PROVIDED DATA:
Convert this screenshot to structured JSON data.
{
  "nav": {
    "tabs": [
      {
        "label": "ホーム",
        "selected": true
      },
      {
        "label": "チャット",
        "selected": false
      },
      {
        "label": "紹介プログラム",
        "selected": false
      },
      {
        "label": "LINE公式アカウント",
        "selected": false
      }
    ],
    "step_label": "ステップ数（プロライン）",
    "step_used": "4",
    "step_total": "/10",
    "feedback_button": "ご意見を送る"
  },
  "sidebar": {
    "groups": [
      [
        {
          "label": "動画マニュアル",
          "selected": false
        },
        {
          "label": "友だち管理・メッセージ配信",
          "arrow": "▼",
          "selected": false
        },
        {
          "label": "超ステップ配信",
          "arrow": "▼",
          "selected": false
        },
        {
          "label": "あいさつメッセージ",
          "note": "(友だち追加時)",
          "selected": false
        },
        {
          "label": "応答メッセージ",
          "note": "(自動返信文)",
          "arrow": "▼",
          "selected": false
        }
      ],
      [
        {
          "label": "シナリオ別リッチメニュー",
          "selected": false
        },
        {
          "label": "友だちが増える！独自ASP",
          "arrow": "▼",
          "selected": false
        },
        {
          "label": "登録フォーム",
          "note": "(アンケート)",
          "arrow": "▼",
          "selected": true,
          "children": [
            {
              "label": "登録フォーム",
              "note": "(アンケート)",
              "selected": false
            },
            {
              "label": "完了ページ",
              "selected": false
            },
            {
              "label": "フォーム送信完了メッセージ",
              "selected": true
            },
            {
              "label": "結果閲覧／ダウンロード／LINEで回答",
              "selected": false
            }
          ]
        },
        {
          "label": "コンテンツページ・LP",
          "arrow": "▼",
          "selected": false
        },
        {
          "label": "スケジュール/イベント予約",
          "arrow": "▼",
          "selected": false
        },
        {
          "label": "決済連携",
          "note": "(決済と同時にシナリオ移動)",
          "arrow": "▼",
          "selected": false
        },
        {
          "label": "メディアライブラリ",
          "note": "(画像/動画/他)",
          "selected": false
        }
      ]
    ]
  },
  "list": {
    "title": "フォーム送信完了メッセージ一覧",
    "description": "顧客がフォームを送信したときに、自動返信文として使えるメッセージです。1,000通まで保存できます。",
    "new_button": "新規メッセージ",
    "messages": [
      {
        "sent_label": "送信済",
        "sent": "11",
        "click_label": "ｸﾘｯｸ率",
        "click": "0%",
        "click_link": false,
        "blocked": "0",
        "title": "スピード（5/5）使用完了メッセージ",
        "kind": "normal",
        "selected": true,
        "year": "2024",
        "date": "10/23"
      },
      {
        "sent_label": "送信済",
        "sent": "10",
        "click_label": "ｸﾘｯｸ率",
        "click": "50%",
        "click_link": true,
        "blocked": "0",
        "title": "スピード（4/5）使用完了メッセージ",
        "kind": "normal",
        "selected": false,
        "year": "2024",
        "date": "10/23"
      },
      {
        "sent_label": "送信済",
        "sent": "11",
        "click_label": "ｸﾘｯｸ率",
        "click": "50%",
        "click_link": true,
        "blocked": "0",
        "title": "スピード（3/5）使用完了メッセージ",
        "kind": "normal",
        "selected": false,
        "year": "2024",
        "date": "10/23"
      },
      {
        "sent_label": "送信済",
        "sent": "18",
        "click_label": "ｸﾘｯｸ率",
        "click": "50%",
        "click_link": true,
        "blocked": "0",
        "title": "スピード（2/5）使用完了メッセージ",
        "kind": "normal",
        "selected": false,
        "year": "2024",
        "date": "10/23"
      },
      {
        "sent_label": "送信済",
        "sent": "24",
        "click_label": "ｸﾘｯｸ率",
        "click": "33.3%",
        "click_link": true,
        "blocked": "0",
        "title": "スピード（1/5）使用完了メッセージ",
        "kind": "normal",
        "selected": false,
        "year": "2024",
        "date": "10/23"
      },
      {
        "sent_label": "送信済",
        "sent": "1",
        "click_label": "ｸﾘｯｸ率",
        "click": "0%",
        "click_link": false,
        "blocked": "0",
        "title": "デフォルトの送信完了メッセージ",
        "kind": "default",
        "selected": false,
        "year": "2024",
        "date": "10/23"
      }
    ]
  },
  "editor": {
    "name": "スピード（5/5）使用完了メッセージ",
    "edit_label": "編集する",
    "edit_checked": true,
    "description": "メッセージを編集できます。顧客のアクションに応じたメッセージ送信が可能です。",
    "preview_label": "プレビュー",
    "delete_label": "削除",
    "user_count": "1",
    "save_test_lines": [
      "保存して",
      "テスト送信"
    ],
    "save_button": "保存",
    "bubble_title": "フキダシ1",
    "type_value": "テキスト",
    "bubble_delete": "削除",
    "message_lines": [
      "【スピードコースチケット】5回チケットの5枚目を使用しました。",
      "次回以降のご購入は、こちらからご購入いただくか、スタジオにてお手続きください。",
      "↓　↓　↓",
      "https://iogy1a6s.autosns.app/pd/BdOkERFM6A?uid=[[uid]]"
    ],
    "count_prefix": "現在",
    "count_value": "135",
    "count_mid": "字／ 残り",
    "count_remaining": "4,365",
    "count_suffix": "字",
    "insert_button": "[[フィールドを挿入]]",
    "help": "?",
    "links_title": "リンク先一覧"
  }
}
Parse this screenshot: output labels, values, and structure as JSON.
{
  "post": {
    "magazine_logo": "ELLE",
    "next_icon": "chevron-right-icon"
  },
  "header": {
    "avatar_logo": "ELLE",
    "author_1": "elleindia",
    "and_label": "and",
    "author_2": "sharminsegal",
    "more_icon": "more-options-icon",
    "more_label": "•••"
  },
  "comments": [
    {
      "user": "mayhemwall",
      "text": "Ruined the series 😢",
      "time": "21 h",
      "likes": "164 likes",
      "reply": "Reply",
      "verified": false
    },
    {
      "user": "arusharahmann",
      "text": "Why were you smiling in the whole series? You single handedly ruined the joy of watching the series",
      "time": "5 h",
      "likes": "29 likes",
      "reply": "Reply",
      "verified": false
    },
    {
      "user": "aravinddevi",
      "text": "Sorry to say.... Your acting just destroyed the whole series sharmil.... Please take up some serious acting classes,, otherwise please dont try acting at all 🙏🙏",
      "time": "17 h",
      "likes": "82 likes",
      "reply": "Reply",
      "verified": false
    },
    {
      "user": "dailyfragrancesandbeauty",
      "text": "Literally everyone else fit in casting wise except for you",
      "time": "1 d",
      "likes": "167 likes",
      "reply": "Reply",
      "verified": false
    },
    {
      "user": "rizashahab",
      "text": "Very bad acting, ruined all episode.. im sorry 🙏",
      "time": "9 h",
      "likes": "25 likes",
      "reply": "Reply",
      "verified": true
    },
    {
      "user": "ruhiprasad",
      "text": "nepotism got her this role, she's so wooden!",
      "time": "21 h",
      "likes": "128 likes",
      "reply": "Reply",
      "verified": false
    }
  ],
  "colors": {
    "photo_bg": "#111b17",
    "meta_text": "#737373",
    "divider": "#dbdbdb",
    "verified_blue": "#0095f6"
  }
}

PROBLEM REQUIREMENTS:
All of the data needs to be printed once more, exactly.

ANSWER TO THE EXERCISE:
Convert this screenshot to structured JSON data.
{
  "nav": {
    "tabs": [
      {
        "label": "ホーム",
        "selected": true
      },
      {
        "label": "チャット",
        "selected": false
      },
      {
        "label": "紹介プログラム",
        "selected": false
      },
      {
        "label": "LINE公式アカウント",
        "selected": false
      }
    ],
    "step_label": "ステップ数（プロライン）",
    "step_used": "4",
    "step_total": "/10",
    "feedback_button": "ご意見を送る"
  },
  "sidebar": {
    "groups": [
      [
        {
          "label": "動画マニュアル",
          "selected": false
        },
        {
          "label": "友だち管理・メッセージ配信",
          "arrow": "▼",
          "selected": false
        },
        {
          "label": "超ステップ配信",
          "arrow": "▼",
          "selected": false
        },
        {
          "label": "あいさつメッセージ",
          "note": "(友だち追加時)",
          "selected": false
        },
        {
          "label": "応答メッセージ",
          "note": "(自動返信文)",
          "arrow": "▼",
          "selected": false
        }
      ],
      [
        {
          "label": "シナリオ別リッチメニュー",
          "selected": false
        },
        {
          "label": "友だちが増える！独自ASP",
          "arrow": "▼",
          "selected": false
        },
        {
          "label": "登録フォーム",
          "note": "(アンケート)",
          "arrow": "▼",
          "selected": true,
          "children": [
            {
              "label": "登録フォーム",
              "note": "(アンケート)",
              "selected": false
            },
            {
              "label": "完了ページ",
              "selected": false
            },
            {
              "label": "フォーム送信完了メッセージ",
              "selected": true
            },
            {
              "label": "結果閲覧／ダウンロード／LINEで回答",
              "selected": false
            }
          ]
        },
        {
          "label": "コンテンツページ・LP",
          "arrow": "▼",
          "selected": false
        },
        {
          "label": "スケジュール/イベント予約",
          "arrow": "▼",
          "selected": false
        },
        {
          "label": "決済連携",
          "note": "(決済と同時にシナリオ移動)",
          "arrow": "▼",
          "selected": false
        },
        {
          "label": "メディアライブラリ",
          "note": "(画像/動画/他)",
          "selected": false
        }
      ]
    ]
  },
  "list": {
    "title": "フォーム送信完了メッセージ一覧",
    "description": "顧客がフォームを送信したときに、自動返信文として使えるメッセージです。1,000通まで保存できます。",
    "new_button": "新規メッセージ",
    "messages": [
      {
        "sent_label": "送信済",
        "sent": "11",
        "click_label": "ｸﾘｯｸ率",
        "click": "0%",
        "click_link": false,
        "blocked": "0",
        "title": "スピード（5/5）使用完了メッセージ",
        "kind": "normal",
        "selected": true,
        "year": "2024",
        "date": "10/23"
      },
      {
        "sent_label": "送信済",
        "sent": "10",
        "click_label": "ｸﾘｯｸ率",
        "click": "50%",
        "click_link": true,
        "blocked": "0",
        "title": "スピード（4/5）使用完了メッセージ",
        "kind": "normal",
        "selected": false,
        "year": "2024",
        "date": "10/23"
      },
      {
        "sent_label": "送信済",
        "sent": "11",
        "click_label": "ｸﾘｯｸ率",
        "click": "50%",
        "click_link": true,
        "blocked": "0",
        "title": "スピード（3/5）使用完了メッセージ",
        "kind": "normal",
        "selected": false,
        "year": "2024",
        "date": "10/23"
      },
      {
        "sent_label": "送信済",
        "sent": "18",
        "click_label": "ｸﾘｯｸ率",
        "click": "50%",
        "click_link": true,
        "blocked": "0",
        "title": "スピード（2/5）使用完了メッセージ",
        "kind": "normal",
        "selected": false,
        "year": "2024",
        "date": "10/23"
      },
      {
        "sent_label": "送信済",
        "sent": "24",
        "click_label": "ｸﾘｯｸ率",
        "click": "33.3%",
        "click_link": true,
        "blocked": "0",
        "title": "スピード（1/5）使用完了メッセージ",
        "kind": "normal",
        "selected": false,
        "year": "2024",
        "date": "10/23"
      },
      {
        "sent_label": "送信済",
        "sent": "1",
        "click_label": "ｸﾘｯｸ率",
        "click": "0%",
        "click_link": false,
        "blocked": "0",
        "title": "デフォルトの送信完了メッセージ",
        "kind": "default",
        "selected": false,
        "year": "2024",
        "date": "10/23"
      }
    ]
  },
  "editor": {
    "name": "スピード（5/5）使用完了メッセージ",
    "edit_label": "編集する",
    "edit_checked": true,
    "description": "メッセージを編集できます。顧客のアクションに応じたメッセージ送信が可能です。",
    "preview_label": "プレビュー",
    "delete_label": "削除",
    "user_count": "1",
    "save_test_lines": [
      "保存して",
      "テスト送信"
    ],
    "save_button": "保存",
    "bubble_title": "フキダシ1",
    "type_value": "テキスト",
    "bubble_delete": "削除",
    "message_lines": [
      "【スピードコースチケット】5回チケットの5枚目を使用しました。",
      "次回以降のご購入は、こちらからご購入いただくか、スタジオにてお手続きください。",
      "↓　↓　↓",
      "https://iogy1a6s.autosns.app/pd/BdOkERFM6A?uid=[[uid]]"
    ],
    "count_prefix": "現在",
    "count_value": "135",
    "count_mid": "字／ 残り",
    "count_remaining": "4,365",
    "count_suffix": "字",
    "insert_button": "[[フィールドを挿入]]",
    "help": "?",
    "links_title": "リンク先一覧"
  }
}
Parse this screenshot: output labels, values, and structure as JSON.
{
  "post": {
    "magazine_logo": "ELLE",
    "next_icon": "chevron-right-icon"
  },
  "header": {
    "avatar_logo": "ELLE",
    "author_1": "elleindia",
    "and_label": "and",
    "author_2": "sharminsegal",
    "more_icon": "more-options-icon",
    "more_label": "•••"
  },
  "comments": [
    {
      "user": "mayhemwall",
      "text": "Ruined the series 😢",
      "time": "21 h",
      "likes": "164 likes",
      "reply": "Reply",
      "verified": false
    },
    {
      "user": "arusharahmann",
      "text": "Why were you smiling in the whole series? You single handedly ruined the joy of watching the series",
      "time": "5 h",
      "likes": "29 likes",
      "reply": "Reply",
      "verified": false
    },
    {
      "user": "aravinddevi",
      "text": "Sorry to say.... Your acting just destroyed the whole series sharmil.... Please take up some serious acting classes,, otherwise please dont try acting at all 🙏🙏",
      "time": "17 h",
      "likes": "82 likes",
      "reply": "Reply",
      "verified": false
    },
    {
      "user": "dailyfragrancesandbeauty",
      "text": "Literally everyone else fit in casting wise except for you",
      "time": "1 d",
      "likes": "167 likes",
      "reply": "Reply",
      "verified": false
    },
    {
      "user": "rizashahab",
      "text": "Very bad acting, ruined all episode.. im sorry 🙏",
      "time": "9 h",
      "likes": "25 likes",
      "reply": "Reply",
      "verified": true
    },
    {
      "user": "ruhiprasad",
      "text": "nepotism got her this role, she's so wooden!",
      "time": "21 h",
      "likes": "128 likes",
      "reply": "Reply",
      "verified": false
    }
  ],
  "colors": {
    "photo_bg": "#111b17",
    "meta_text": "#737373",
    "divider": "#dbdbdb",
    "verified_blue": "#0095f6"
  }
}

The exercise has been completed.